[Layout coordinate data]
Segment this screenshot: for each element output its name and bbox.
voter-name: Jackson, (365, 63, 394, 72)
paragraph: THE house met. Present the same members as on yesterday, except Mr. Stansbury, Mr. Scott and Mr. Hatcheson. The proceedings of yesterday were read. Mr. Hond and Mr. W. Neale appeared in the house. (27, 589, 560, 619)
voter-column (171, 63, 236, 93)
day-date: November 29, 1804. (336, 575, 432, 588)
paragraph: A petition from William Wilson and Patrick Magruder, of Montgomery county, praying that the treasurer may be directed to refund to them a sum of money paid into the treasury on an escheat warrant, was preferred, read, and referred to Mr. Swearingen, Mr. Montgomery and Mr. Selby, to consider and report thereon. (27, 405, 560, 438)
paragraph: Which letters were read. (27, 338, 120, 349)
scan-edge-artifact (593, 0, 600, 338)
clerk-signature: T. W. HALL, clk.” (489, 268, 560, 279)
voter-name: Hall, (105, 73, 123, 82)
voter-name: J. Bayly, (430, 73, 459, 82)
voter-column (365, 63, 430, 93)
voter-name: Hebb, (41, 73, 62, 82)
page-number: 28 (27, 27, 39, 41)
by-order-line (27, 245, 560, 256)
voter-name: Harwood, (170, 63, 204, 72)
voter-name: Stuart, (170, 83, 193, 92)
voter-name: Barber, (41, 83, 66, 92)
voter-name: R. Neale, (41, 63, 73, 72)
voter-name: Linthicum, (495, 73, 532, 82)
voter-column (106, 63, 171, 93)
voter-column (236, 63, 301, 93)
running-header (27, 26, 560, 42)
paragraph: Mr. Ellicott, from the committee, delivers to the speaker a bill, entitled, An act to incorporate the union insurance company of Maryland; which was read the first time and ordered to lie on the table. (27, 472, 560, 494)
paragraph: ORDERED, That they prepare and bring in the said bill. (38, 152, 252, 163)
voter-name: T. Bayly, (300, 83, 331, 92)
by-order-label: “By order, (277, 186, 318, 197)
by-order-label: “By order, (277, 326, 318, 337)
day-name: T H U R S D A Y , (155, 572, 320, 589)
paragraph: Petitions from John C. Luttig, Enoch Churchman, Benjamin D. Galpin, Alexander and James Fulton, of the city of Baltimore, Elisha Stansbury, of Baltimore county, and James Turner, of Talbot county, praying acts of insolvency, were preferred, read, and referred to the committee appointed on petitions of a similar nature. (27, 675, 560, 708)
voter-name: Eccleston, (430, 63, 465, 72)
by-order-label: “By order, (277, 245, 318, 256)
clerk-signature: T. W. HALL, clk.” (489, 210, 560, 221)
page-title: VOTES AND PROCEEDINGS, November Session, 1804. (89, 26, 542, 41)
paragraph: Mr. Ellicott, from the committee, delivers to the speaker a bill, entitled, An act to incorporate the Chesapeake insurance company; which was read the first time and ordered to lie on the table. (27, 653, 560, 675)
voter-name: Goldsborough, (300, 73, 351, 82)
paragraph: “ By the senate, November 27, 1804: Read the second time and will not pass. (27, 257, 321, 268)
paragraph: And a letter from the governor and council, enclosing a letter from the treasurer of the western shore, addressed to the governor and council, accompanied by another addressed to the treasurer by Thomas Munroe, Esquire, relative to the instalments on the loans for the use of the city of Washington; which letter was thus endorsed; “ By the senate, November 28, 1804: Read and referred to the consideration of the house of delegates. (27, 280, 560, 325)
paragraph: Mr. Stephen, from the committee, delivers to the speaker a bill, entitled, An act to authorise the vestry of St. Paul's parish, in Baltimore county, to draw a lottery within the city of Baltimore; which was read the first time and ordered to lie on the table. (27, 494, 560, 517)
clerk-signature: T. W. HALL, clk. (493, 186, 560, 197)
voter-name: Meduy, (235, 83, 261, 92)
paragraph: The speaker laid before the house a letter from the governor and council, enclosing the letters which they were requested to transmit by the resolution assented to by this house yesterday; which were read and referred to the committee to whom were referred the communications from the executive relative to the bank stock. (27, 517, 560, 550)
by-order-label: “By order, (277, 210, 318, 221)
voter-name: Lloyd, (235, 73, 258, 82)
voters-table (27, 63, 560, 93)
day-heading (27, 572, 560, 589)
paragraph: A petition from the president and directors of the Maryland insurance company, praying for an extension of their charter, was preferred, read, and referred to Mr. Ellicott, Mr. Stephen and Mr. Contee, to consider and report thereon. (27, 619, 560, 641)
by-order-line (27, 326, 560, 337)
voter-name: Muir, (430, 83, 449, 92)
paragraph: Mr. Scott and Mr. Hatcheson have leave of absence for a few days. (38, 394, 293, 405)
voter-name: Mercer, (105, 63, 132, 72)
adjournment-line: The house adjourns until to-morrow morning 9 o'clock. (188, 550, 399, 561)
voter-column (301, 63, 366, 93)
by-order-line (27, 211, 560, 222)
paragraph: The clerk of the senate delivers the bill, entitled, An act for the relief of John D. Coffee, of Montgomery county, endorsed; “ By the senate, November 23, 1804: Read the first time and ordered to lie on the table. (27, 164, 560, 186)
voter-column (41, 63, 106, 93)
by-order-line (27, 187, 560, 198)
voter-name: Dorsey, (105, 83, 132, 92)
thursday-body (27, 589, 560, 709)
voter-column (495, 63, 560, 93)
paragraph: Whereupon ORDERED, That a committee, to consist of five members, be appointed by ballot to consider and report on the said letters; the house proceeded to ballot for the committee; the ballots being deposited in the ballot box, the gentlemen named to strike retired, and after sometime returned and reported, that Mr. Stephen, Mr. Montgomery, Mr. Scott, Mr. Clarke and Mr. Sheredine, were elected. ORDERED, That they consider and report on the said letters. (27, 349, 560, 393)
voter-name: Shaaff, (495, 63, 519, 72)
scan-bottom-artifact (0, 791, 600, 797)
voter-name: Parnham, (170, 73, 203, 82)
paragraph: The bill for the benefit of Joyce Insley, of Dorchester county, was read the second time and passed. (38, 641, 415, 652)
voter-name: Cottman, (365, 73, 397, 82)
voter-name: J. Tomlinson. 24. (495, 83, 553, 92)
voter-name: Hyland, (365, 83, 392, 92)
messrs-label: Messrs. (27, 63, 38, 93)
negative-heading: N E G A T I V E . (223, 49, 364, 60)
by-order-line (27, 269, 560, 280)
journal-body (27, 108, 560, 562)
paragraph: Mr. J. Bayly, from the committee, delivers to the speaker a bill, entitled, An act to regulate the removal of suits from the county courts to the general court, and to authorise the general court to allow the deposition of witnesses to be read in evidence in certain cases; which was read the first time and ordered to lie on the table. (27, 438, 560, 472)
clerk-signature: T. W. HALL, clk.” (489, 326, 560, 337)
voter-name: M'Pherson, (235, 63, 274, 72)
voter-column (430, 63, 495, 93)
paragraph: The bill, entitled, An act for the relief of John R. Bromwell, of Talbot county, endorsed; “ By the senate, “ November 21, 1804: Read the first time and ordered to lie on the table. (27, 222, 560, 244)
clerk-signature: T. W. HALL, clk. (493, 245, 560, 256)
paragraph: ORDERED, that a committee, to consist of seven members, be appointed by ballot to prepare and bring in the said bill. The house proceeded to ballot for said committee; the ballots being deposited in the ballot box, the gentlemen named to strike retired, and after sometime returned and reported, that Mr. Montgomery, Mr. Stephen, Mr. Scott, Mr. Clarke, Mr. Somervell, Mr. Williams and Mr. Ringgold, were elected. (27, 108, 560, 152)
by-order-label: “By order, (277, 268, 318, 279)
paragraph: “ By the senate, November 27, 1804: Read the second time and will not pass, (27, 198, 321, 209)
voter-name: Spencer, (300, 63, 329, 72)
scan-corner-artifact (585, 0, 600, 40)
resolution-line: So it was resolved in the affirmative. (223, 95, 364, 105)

Your instructions: Count the rows of the records that contain the string "line". Reply with the number alone.

The completed task: 7